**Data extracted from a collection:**

_ _ _ _

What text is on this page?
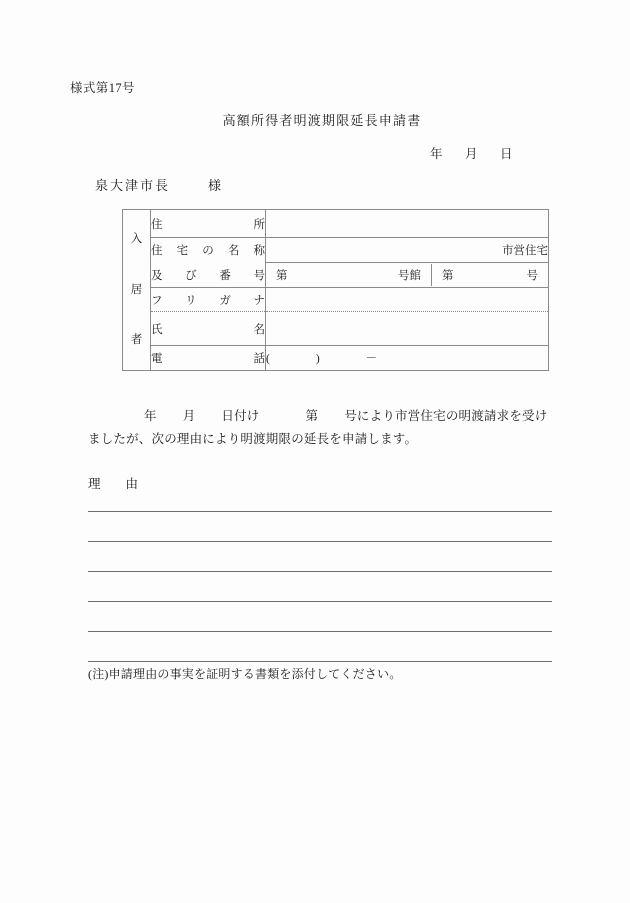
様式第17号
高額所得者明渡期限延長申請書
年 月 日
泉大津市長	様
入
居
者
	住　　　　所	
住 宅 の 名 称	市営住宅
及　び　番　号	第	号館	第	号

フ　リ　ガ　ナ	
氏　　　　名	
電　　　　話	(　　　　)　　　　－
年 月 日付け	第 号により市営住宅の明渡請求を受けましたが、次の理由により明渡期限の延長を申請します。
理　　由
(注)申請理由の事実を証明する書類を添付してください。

_ _ _ _

**What is asked:**
Go through the listing above and write it all out exactly, leaving out any picture.

**Output below:**
What text is on this page?
様式第17号
高額所得者明渡期限延長申請書
年 月 日
泉大津市長	様
入
居
者
	住　　　　所	
住 宅 の 名 称	市営住宅
及　び　番　号	第	号館	第	号

フ　リ　ガ　ナ	
氏　　　　名	
電　　　　話	(　　　　)　　　　－
年 月 日付け	第 号により市営住宅の明渡請求を受けましたが、次の理由により明渡期限の延長を申請します。
理　　由
(注)申請理由の事実を証明する書類を添付してください。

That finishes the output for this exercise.